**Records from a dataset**
⁂
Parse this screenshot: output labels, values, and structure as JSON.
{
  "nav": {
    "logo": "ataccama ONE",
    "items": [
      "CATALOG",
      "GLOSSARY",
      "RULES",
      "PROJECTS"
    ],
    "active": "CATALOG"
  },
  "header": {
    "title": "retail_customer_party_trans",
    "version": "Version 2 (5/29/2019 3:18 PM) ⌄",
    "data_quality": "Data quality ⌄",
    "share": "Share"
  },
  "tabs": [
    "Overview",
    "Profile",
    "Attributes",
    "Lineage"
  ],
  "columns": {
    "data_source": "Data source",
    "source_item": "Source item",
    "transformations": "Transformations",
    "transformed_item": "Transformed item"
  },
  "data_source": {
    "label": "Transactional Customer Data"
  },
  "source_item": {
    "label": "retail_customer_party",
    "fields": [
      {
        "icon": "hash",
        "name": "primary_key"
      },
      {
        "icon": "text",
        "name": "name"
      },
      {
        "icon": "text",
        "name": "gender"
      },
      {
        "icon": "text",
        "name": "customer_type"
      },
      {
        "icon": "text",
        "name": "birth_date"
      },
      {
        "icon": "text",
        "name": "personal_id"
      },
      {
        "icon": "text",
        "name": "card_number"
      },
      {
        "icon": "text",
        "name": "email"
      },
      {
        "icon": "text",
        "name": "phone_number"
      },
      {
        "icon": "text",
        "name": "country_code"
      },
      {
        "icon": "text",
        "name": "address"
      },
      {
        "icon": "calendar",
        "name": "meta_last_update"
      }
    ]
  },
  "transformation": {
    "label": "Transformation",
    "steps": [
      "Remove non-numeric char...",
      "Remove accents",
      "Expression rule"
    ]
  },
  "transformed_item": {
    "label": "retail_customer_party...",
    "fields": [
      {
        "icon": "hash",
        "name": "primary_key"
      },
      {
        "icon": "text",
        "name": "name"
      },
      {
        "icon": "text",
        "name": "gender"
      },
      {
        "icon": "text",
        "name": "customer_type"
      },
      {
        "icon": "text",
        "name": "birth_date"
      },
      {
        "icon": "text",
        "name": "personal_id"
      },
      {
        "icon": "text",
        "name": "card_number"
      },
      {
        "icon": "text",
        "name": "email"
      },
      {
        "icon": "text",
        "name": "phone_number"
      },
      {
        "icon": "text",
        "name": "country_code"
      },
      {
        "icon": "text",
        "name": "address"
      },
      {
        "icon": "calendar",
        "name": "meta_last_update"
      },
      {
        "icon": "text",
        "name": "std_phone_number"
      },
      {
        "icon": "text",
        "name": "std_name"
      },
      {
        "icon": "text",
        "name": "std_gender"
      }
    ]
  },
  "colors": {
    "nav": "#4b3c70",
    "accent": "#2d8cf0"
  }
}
⁂
Go through the data and return every record exactly.

Parse this screenshot: output labels, values, and structure as JSON.
{
  "nav": {
    "logo": "ataccama ONE",
    "items": [
      "CATALOG",
      "GLOSSARY",
      "RULES",
      "PROJECTS"
    ],
    "active": "CATALOG"
  },
  "header": {
    "title": "retail_customer_party_trans",
    "version": "Version 2 (5/29/2019 3:18 PM) ⌄",
    "data_quality": "Data quality ⌄",
    "share": "Share"
  },
  "tabs": [
    "Overview",
    "Profile",
    "Attributes",
    "Lineage"
  ],
  "columns": {
    "data_source": "Data source",
    "source_item": "Source item",
    "transformations": "Transformations",
    "transformed_item": "Transformed item"
  },
  "data_source": {
    "label": "Transactional Customer Data"
  },
  "source_item": {
    "label": "retail_customer_party",
    "fields": [
      {
        "icon": "hash",
        "name": "primary_key"
      },
      {
        "icon": "text",
        "name": "name"
      },
      {
        "icon": "text",
        "name": "gender"
      },
      {
        "icon": "text",
        "name": "customer_type"
      },
      {
        "icon": "text",
        "name": "birth_date"
      },
      {
        "icon": "text",
        "name": "personal_id"
      },
      {
        "icon": "text",
        "name": "card_number"
      },
      {
        "icon": "text",
        "name": "email"
      },
      {
        "icon": "text",
        "name": "phone_number"
      },
      {
        "icon": "text",
        "name": "country_code"
      },
      {
        "icon": "text",
        "name": "address"
      },
      {
        "icon": "calendar",
        "name": "meta_last_update"
      }
    ]
  },
  "transformation": {
    "label": "Transformation",
    "steps": [
      "Remove non-numeric char...",
      "Remove accents",
      "Expression rule"
    ]
  },
  "transformed_item": {
    "label": "retail_customer_party...",
    "fields": [
      {
        "icon": "hash",
        "name": "primary_key"
      },
      {
        "icon": "text",
        "name": "name"
      },
      {
        "icon": "text",
        "name": "gender"
      },
      {
        "icon": "text",
        "name": "customer_type"
      },
      {
        "icon": "text",
        "name": "birth_date"
      },
      {
        "icon": "text",
        "name": "personal_id"
      },
      {
        "icon": "text",
        "name": "card_number"
      },
      {
        "icon": "text",
        "name": "email"
      },
      {
        "icon": "text",
        "name": "phone_number"
      },
      {
        "icon": "text",
        "name": "country_code"
      },
      {
        "icon": "text",
        "name": "address"
      },
      {
        "icon": "calendar",
        "name": "meta_last_update"
      },
      {
        "icon": "text",
        "name": "std_phone_number"
      },
      {
        "icon": "text",
        "name": "std_name"
      },
      {
        "icon": "text",
        "name": "std_gender"
      }
    ]
  },
  "colors": {
    "nav": "#4b3c70",
    "accent": "#2d8cf0"
  }
}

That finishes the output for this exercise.